▶ _Stored records_
-- start --

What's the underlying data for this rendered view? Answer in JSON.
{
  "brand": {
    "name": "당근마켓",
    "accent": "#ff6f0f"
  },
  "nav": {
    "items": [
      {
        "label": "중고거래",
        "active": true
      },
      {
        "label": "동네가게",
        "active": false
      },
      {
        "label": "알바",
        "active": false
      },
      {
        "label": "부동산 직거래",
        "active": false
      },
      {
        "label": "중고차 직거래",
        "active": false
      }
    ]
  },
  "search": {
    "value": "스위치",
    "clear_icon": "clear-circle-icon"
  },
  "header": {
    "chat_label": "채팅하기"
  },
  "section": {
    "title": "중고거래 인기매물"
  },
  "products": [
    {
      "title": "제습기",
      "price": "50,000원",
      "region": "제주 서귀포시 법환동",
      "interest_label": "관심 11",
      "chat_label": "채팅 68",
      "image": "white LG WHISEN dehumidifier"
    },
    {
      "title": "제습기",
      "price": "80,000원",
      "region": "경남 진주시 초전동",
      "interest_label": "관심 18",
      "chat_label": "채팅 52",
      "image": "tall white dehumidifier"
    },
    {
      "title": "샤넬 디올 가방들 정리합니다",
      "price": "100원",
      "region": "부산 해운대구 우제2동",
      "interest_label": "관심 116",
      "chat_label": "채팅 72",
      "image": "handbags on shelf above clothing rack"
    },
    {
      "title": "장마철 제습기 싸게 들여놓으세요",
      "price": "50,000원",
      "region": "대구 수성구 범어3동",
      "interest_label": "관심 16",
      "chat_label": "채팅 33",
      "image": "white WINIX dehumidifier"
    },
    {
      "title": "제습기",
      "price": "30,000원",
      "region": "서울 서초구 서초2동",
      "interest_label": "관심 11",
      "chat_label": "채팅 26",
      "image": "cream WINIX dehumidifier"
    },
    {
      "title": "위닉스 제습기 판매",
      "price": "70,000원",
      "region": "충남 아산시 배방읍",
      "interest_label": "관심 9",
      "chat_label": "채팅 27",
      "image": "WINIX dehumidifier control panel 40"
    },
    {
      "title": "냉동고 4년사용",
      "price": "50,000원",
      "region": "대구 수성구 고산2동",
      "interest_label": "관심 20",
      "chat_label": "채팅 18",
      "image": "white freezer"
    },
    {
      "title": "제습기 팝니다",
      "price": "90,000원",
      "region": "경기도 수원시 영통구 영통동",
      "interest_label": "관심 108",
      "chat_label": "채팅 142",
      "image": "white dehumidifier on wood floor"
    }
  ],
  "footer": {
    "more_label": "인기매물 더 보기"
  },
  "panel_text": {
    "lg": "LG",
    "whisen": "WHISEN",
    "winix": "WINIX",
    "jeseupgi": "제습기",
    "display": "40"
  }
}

-- end --

▶ _Stated exercise_
Within the material above, find the lines that contain the word "white"; copy them.

▶ _Reply_
      "image": "white LG WHISEN dehumidifier"
      "image": "tall white dehumidifier"
      "image": "white WINIX dehumidifier"
      "image": "white freezer"
      "image": "white dehumidifier on wood floor"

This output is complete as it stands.